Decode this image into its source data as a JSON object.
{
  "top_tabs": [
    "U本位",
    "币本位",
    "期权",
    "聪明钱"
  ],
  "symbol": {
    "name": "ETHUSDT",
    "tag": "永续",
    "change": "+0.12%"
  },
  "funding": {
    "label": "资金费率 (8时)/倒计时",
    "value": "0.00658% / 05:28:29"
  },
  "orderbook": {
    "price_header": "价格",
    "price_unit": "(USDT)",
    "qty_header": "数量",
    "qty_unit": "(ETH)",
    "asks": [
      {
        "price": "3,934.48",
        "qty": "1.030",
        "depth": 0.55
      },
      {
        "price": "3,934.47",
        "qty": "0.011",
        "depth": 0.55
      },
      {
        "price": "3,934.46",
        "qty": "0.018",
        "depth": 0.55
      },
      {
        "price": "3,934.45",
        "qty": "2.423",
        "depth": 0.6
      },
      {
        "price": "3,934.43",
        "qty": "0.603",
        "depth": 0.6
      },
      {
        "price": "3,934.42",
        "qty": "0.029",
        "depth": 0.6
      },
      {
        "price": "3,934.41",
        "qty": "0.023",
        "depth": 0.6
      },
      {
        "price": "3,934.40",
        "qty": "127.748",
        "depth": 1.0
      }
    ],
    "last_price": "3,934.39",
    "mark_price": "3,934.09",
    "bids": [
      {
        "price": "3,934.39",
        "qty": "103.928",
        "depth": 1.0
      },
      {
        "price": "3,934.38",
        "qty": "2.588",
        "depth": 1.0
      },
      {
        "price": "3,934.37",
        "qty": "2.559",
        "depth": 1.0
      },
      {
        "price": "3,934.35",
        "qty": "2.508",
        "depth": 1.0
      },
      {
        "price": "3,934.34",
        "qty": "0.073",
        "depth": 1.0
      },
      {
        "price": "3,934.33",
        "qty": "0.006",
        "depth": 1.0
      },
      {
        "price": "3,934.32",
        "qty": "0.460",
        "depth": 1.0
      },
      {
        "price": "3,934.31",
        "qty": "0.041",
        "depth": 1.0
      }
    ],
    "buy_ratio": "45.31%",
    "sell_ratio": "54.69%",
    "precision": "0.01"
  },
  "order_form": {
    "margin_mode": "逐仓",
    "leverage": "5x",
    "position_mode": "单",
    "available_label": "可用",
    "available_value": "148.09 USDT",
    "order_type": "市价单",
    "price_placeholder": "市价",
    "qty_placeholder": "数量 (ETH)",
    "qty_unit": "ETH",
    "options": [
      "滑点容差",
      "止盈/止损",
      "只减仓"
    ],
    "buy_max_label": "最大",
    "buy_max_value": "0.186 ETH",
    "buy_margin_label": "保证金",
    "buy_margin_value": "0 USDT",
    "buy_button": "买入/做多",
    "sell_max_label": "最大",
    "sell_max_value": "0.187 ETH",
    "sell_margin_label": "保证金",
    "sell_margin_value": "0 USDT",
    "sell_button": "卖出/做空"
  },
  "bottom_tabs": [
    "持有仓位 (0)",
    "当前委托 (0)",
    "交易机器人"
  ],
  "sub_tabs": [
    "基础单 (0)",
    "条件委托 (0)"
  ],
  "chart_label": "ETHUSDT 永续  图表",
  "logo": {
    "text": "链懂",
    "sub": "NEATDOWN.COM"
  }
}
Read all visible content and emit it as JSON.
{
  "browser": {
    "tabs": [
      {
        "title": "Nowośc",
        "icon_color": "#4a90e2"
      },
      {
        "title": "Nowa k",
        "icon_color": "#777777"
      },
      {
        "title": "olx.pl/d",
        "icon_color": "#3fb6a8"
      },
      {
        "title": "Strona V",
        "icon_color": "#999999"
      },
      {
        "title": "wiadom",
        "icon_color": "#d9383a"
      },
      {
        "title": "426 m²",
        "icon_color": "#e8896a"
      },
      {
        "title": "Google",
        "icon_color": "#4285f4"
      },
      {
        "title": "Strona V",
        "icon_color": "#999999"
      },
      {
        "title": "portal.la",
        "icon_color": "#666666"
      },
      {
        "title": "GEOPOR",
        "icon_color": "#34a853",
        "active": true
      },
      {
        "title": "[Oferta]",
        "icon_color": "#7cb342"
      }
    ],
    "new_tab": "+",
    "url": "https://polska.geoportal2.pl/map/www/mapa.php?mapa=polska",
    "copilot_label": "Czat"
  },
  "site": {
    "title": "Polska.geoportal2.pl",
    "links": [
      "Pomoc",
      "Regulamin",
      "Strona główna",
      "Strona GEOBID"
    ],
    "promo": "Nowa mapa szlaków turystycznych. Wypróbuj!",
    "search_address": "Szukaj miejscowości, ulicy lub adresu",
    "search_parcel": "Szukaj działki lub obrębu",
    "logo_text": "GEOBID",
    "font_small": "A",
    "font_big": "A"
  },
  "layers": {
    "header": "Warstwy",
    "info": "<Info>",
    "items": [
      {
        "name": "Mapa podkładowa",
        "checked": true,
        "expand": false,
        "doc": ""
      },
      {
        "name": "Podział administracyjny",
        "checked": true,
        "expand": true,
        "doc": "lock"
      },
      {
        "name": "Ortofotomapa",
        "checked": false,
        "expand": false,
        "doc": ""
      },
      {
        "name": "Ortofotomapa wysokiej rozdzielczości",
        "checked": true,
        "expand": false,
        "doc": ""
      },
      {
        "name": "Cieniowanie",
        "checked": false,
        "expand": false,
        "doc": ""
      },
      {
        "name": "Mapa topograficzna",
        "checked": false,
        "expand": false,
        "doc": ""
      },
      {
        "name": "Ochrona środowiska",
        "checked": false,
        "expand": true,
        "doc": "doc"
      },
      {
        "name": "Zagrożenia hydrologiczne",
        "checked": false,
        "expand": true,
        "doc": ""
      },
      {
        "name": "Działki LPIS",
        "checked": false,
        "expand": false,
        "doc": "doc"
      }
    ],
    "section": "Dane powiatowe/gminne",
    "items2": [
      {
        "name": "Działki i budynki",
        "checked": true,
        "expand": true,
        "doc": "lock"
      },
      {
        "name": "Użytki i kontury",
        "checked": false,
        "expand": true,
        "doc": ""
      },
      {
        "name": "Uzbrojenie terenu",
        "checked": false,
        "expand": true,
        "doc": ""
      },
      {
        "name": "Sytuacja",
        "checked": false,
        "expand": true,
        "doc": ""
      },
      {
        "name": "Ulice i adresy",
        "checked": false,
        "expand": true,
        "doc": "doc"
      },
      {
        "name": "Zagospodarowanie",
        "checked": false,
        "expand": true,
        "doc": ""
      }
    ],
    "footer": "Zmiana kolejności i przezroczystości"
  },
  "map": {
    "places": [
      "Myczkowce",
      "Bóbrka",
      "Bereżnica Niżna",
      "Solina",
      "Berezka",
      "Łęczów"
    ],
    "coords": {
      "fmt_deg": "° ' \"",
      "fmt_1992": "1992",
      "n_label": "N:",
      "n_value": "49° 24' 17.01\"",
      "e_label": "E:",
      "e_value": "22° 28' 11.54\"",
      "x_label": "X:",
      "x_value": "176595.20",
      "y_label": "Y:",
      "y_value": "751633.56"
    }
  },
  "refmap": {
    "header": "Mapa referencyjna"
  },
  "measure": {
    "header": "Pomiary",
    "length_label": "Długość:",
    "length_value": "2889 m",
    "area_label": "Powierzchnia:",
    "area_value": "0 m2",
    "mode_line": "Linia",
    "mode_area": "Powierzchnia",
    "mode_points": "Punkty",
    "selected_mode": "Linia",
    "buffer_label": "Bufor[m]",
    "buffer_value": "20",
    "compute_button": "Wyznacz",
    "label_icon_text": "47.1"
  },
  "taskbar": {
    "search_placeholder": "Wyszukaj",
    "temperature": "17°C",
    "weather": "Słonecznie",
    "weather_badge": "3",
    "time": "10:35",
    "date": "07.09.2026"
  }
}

## Instructions for the task
Reproduce the listing above verbatim, from first line to last.

## Written response
Decode this image into its source data as a JSON object.
{
  "top_tabs": [
    "U本位",
    "币本位",
    "期权",
    "聪明钱"
  ],
  "symbol": {
    "name": "ETHUSDT",
    "tag": "永续",
    "change": "+0.12%"
  },
  "funding": {
    "label": "资金费率 (8时)/倒计时",
    "value": "0.00658% / 05:28:29"
  },
  "orderbook": {
    "price_header": "价格",
    "price_unit": "(USDT)",
    "qty_header": "数量",
    "qty_unit": "(ETH)",
    "asks": [
      {
        "price": "3,934.48",
        "qty": "1.030",
        "depth": 0.55
      },
      {
        "price": "3,934.47",
        "qty": "0.011",
        "depth": 0.55
      },
      {
        "price": "3,934.46",
        "qty": "0.018",
        "depth": 0.55
      },
      {
        "price": "3,934.45",
        "qty": "2.423",
        "depth": 0.6
      },
      {
        "price": "3,934.43",
        "qty": "0.603",
        "depth": 0.6
      },
      {
        "price": "3,934.42",
        "qty": "0.029",
        "depth": 0.6
      },
      {
        "price": "3,934.41",
        "qty": "0.023",
        "depth": 0.6
      },
      {
        "price": "3,934.40",
        "qty": "127.748",
        "depth": 1.0
      }
    ],
    "last_price": "3,934.39",
    "mark_price": "3,934.09",
    "bids": [
      {
        "price": "3,934.39",
        "qty": "103.928",
        "depth": 1.0
      },
      {
        "price": "3,934.38",
        "qty": "2.588",
        "depth": 1.0
      },
      {
        "price": "3,934.37",
        "qty": "2.559",
        "depth": 1.0
      },
      {
        "price": "3,934.35",
        "qty": "2.508",
        "depth": 1.0
      },
      {
        "price": "3,934.34",
        "qty": "0.073",
        "depth": 1.0
      },
      {
        "price": "3,934.33",
        "qty": "0.006",
        "depth": 1.0
      },
      {
        "price": "3,934.32",
        "qty": "0.460",
        "depth": 1.0
      },
      {
        "price": "3,934.31",
        "qty": "0.041",
        "depth": 1.0
      }
    ],
    "buy_ratio": "45.31%",
    "sell_ratio": "54.69%",
    "precision": "0.01"
  },
  "order_form": {
    "margin_mode": "逐仓",
    "leverage": "5x",
    "position_mode": "单",
    "available_label": "可用",
    "available_value": "148.09 USDT",
    "order_type": "市价单",
    "price_placeholder": "市价",
    "qty_placeholder": "数量 (ETH)",
    "qty_unit": "ETH",
    "options": [
      "滑点容差",
      "止盈/止损",
      "只减仓"
    ],
    "buy_max_label": "最大",
    "buy_max_value": "0.186 ETH",
    "buy_margin_label": "保证金",
    "buy_margin_value": "0 USDT",
    "buy_button": "买入/做多",
    "sell_max_label": "最大",
    "sell_max_value": "0.187 ETH",
    "sell_margin_label": "保证金",
    "sell_margin_value": "0 USDT",
    "sell_button": "卖出/做空"
  },
  "bottom_tabs": [
    "持有仓位 (0)",
    "当前委托 (0)",
    "交易机器人"
  ],
  "sub_tabs": [
    "基础单 (0)",
    "条件委托 (0)"
  ],
  "chart_label": "ETHUSDT 永续  图表",
  "logo": {
    "text": "链懂",
    "sub": "NEATDOWN.COM"
  }
}
Read all visible content and emit it as JSON.
{
  "browser": {
    "tabs": [
      {
        "title": "Nowośc",
        "icon_color": "#4a90e2"
      },
      {
        "title": "Nowa k",
        "icon_color": "#777777"
      },
      {
        "title": "olx.pl/d",
        "icon_color": "#3fb6a8"
      },
      {
        "title": "Strona V",
        "icon_color": "#999999"
      },
      {
        "title": "wiadom",
        "icon_color": "#d9383a"
      },
      {
        "title": "426 m²",
        "icon_color": "#e8896a"
      },
      {
        "title": "Google",
        "icon_color": "#4285f4"
      },
      {
        "title": "Strona V",
        "icon_color": "#999999"
      },
      {
        "title": "portal.la",
        "icon_color": "#666666"
      },
      {
        "title": "GEOPOR",
        "icon_color": "#34a853",
        "active": true
      },
      {
        "title": "[Oferta]",
        "icon_color": "#7cb342"
      }
    ],
    "new_tab": "+",
    "url": "https://polska.geoportal2.pl/map/www/mapa.php?mapa=polska",
    "copilot_label": "Czat"
  },
  "site": {
    "title": "Polska.geoportal2.pl",
    "links": [
      "Pomoc",
      "Regulamin",
      "Strona główna",
      "Strona GEOBID"
    ],
    "promo": "Nowa mapa szlaków turystycznych. Wypróbuj!",
    "search_address": "Szukaj miejscowości, ulicy lub adresu",
    "search_parcel": "Szukaj działki lub obrębu",
    "logo_text": "GEOBID",
    "font_small": "A",
    "font_big": "A"
  },
  "layers": {
    "header": "Warstwy",
    "info": "<Info>",
    "items": [
      {
        "name": "Mapa podkładowa",
        "checked": true,
        "expand": false,
        "doc": ""
      },
      {
        "name": "Podział administracyjny",
        "checked": true,
        "expand": true,
        "doc": "lock"
      },
      {
        "name": "Ortofotomapa",
        "checked": false,
        "expand": false,
        "doc": ""
      },
      {
        "name": "Ortofotomapa wysokiej rozdzielczości",
        "checked": true,
        "expand": false,
        "doc": ""
      },
      {
        "name": "Cieniowanie",
        "checked": false,
        "expand": false,
        "doc": ""
      },
      {
        "name": "Mapa topograficzna",
        "checked": false,
        "expand": false,
        "doc": ""
      },
      {
        "name": "Ochrona środowiska",
        "checked": false,
        "expand": true,
        "doc": "doc"
      },
      {
        "name": "Zagrożenia hydrologiczne",
        "checked": false,
        "expand": true,
        "doc": ""
      },
      {
        "name": "Działki LPIS",
        "checked": false,
        "expand": false,
        "doc": "doc"
      }
    ],
    "section": "Dane powiatowe/gminne",
    "items2": [
      {
        "name": "Działki i budynki",
        "checked": true,
        "expand": true,
        "doc": "lock"
      },
      {
        "name": "Użytki i kontury",
        "checked": false,
        "expand": true,
        "doc": ""
      },
      {
        "name": "Uzbrojenie terenu",
        "checked": false,
        "expand": true,
        "doc": ""
      },
      {
        "name": "Sytuacja",
        "checked": false,
        "expand": true,
        "doc": ""
      },
      {
        "name": "Ulice i adresy",
        "checked": false,
        "expand": true,
        "doc": "doc"
      },
      {
        "name": "Zagospodarowanie",
        "checked": false,
        "expand": true,
        "doc": ""
      }
    ],
    "footer": "Zmiana kolejności i przezroczystości"
  },
  "map": {
    "places": [
      "Myczkowce",
      "Bóbrka",
      "Bereżnica Niżna",
      "Solina",
      "Berezka",
      "Łęczów"
    ],
    "coords": {
      "fmt_deg": "° ' \"",
      "fmt_1992": "1992",
      "n_label": "N:",
      "n_value": "49° 24' 17.01\"",
      "e_label": "E:",
      "e_value": "22° 28' 11.54\"",
      "x_label": "X:",
      "x_value": "176595.20",
      "y_label": "Y:",
      "y_value": "751633.56"
    }
  },
  "refmap": {
    "header": "Mapa referencyjna"
  },
  "measure": {
    "header": "Pomiary",
    "length_label": "Długość:",
    "length_value": "2889 m",
    "area_label": "Powierzchnia:",
    "area_value": "0 m2",
    "mode_line": "Linia",
    "mode_area": "Powierzchnia",
    "mode_points": "Punkty",
    "selected_mode": "Linia",
    "buffer_label": "Bufor[m]",
    "buffer_value": "20",
    "compute_button": "Wyznacz",
    "label_icon_text": "47.1"
  },
  "taskbar": {
    "search_placeholder": "Wyszukaj",
    "temperature": "17°C",
    "weather": "Słonecznie",
    "weather_badge": "3",
    "time": "10:35",
    "date": "07.09.2026"
  }
}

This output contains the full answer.